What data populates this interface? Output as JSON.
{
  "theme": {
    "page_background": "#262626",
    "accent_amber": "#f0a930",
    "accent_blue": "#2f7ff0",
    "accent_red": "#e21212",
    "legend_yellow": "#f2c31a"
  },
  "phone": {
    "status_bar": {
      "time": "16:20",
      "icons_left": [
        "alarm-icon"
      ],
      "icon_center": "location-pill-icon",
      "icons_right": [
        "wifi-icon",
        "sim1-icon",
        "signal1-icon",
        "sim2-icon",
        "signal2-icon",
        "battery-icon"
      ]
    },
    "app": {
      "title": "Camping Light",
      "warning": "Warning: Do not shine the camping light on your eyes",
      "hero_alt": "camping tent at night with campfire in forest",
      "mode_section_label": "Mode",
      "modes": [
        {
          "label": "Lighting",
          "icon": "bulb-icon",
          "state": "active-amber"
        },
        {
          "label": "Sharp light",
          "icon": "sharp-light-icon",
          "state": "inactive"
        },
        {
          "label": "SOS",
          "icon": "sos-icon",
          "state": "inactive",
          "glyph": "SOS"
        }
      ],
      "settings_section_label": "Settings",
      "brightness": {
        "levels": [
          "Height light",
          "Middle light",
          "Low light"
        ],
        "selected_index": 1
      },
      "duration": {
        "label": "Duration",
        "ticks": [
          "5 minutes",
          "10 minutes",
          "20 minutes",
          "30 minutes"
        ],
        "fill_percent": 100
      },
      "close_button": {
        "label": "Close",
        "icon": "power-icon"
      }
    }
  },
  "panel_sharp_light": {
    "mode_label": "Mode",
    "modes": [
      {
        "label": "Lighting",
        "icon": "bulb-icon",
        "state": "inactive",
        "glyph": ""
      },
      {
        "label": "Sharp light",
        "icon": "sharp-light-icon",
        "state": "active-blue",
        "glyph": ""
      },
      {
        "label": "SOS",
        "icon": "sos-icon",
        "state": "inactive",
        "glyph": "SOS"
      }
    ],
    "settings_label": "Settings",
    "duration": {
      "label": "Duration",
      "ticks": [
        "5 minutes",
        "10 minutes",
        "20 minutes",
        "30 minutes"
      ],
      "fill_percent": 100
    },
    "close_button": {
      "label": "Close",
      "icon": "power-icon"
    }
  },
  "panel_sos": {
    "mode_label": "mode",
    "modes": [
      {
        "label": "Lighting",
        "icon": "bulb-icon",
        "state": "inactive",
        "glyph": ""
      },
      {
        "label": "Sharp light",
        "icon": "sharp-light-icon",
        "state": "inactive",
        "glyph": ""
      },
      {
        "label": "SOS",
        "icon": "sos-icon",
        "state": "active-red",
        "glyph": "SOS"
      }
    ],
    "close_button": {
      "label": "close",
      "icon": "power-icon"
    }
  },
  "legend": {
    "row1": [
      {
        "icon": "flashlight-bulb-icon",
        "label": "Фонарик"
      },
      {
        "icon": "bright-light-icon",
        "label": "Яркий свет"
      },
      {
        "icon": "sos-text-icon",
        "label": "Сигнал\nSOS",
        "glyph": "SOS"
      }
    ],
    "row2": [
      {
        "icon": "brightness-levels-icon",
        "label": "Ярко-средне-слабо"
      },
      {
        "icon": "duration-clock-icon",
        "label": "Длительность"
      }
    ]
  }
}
- - -
◆ Directive
Would you copy out each line exactly as written?

◆ Answer in full
What data populates this interface? Output as JSON.
{
  "theme": {
    "page_background": "#262626",
    "accent_amber": "#f0a930",
    "accent_blue": "#2f7ff0",
    "accent_red": "#e21212",
    "legend_yellow": "#f2c31a"
  },
  "phone": {
    "status_bar": {
      "time": "16:20",
      "icons_left": [
        "alarm-icon"
      ],
      "icon_center": "location-pill-icon",
      "icons_right": [
        "wifi-icon",
        "sim1-icon",
        "signal1-icon",
        "sim2-icon",
        "signal2-icon",
        "battery-icon"
      ]
    },
    "app": {
      "title": "Camping Light",
      "warning": "Warning: Do not shine the camping light on your eyes",
      "hero_alt": "camping tent at night with campfire in forest",
      "mode_section_label": "Mode",
      "modes": [
        {
          "label": "Lighting",
          "icon": "bulb-icon",
          "state": "active-amber"
        },
        {
          "label": "Sharp light",
          "icon": "sharp-light-icon",
          "state": "inactive"
        },
        {
          "label": "SOS",
          "icon": "sos-icon",
          "state": "inactive",
          "glyph": "SOS"
        }
      ],
      "settings_section_label": "Settings",
      "brightness": {
        "levels": [
          "Height light",
          "Middle light",
          "Low light"
        ],
        "selected_index": 1
      },
      "duration": {
        "label": "Duration",
        "ticks": [
          "5 minutes",
          "10 minutes",
          "20 minutes",
          "30 minutes"
        ],
        "fill_percent": 100
      },
      "close_button": {
        "label": "Close",
        "icon": "power-icon"
      }
    }
  },
  "panel_sharp_light": {
    "mode_label": "Mode",
    "modes": [
      {
        "label": "Lighting",
        "icon": "bulb-icon",
        "state": "inactive",
        "glyph": ""
      },
      {
        "label": "Sharp light",
        "icon": "sharp-light-icon",
        "state": "active-blue",
        "glyph": ""
      },
      {
        "label": "SOS",
        "icon": "sos-icon",
        "state": "inactive",
        "glyph": "SOS"
      }
    ],
    "settings_label": "Settings",
    "duration": {
      "label": "Duration",
      "ticks": [
        "5 minutes",
        "10 minutes",
        "20 minutes",
        "30 minutes"
      ],
      "fill_percent": 100
    },
    "close_button": {
      "label": "Close",
      "icon": "power-icon"
    }
  },
  "panel_sos": {
    "mode_label": "mode",
    "modes": [
      {
        "label": "Lighting",
        "icon": "bulb-icon",
        "state": "inactive",
        "glyph": ""
      },
      {
        "label": "Sharp light",
        "icon": "sharp-light-icon",
        "state": "inactive",
        "glyph": ""
      },
      {
        "label": "SOS",
        "icon": "sos-icon",
        "state": "active-red",
        "glyph": "SOS"
      }
    ],
    "close_button": {
      "label": "close",
      "icon": "power-icon"
    }
  },
  "legend": {
    "row1": [
      {
        "icon": "flashlight-bulb-icon",
        "label": "Фонарик"
      },
      {
        "icon": "bright-light-icon",
        "label": "Яркий свет"
      },
      {
        "icon": "sos-text-icon",
        "label": "Сигнал\nSOS",
        "glyph": "SOS"
      }
    ],
    "row2": [
      {
        "icon": "brightness-levels-icon",
        "label": "Ярко-средне-слабо"
      },
      {
        "icon": "duration-clock-icon",
        "label": "Длительность"
      }
    ]
  }
}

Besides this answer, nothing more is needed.